What is needed: Search the material below for the word "labels". Copy every line that has it.

Supplied entries:
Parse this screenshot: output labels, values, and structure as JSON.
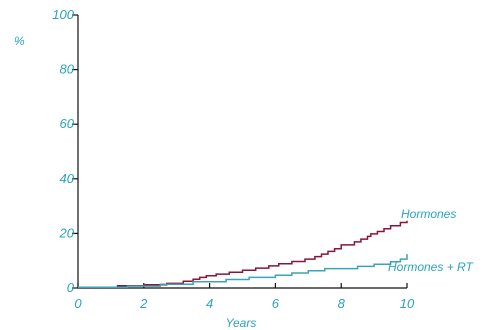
{
  "chart_data": {
    "type": "line",
    "line_style": "step",
    "title": "",
    "xlabel": "Years",
    "ylabel": "%",
    "xlim": [
      0,
      10
    ],
    "ylim": [
      0,
      100
    ],
    "x_ticks": [
      "0",
      "2",
      "4",
      "6",
      "8",
      "10"
    ],
    "y_ticks": [
      "0",
      "20",
      "40",
      "60",
      "80",
      "100"
    ],
    "grid": false,
    "legend": "inline-end-labels",
    "colors": {
      "text": "#2aa3c0",
      "axis": "#111111"
    },
    "series": [
      {
        "name": "Hormones",
        "color": "#8a1538",
        "x": [
          0,
          1.2,
          2.0,
          2.7,
          3.2,
          3.5,
          3.7,
          3.9,
          4.2,
          4.6,
          5.0,
          5.4,
          5.8,
          6.1,
          6.5,
          6.9,
          7.2,
          7.4,
          7.6,
          7.8,
          8.0,
          8.4,
          8.6,
          8.8,
          8.9,
          9.1,
          9.3,
          9.5,
          9.8,
          10.0
        ],
        "y": [
          0.3,
          0.8,
          1.2,
          1.7,
          2.5,
          3.2,
          3.9,
          4.5,
          5.1,
          5.8,
          6.5,
          7.3,
          8.1,
          8.9,
          9.7,
          10.6,
          11.5,
          12.4,
          13.4,
          14.4,
          15.8,
          16.9,
          17.9,
          18.9,
          19.8,
          20.7,
          21.7,
          22.8,
          24.0,
          24.6
        ]
      },
      {
        "name": "Hormones + RT",
        "color": "#3ea3b8",
        "x": [
          0,
          1.5,
          2.5,
          3.5,
          4.5,
          5.2,
          6.0,
          6.5,
          7.0,
          7.5,
          8.5,
          9.0,
          9.5,
          9.8,
          10.0
        ],
        "y": [
          0.3,
          0.7,
          1.4,
          2.3,
          3.1,
          3.9,
          4.7,
          5.5,
          6.3,
          7.1,
          7.9,
          8.7,
          9.6,
          10.6,
          12.4
        ]
      }
    ]
  }
}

Task output:
Parse this screenshot: output labels, values, and structure as JSON.
    "legend": "inline-end-labels",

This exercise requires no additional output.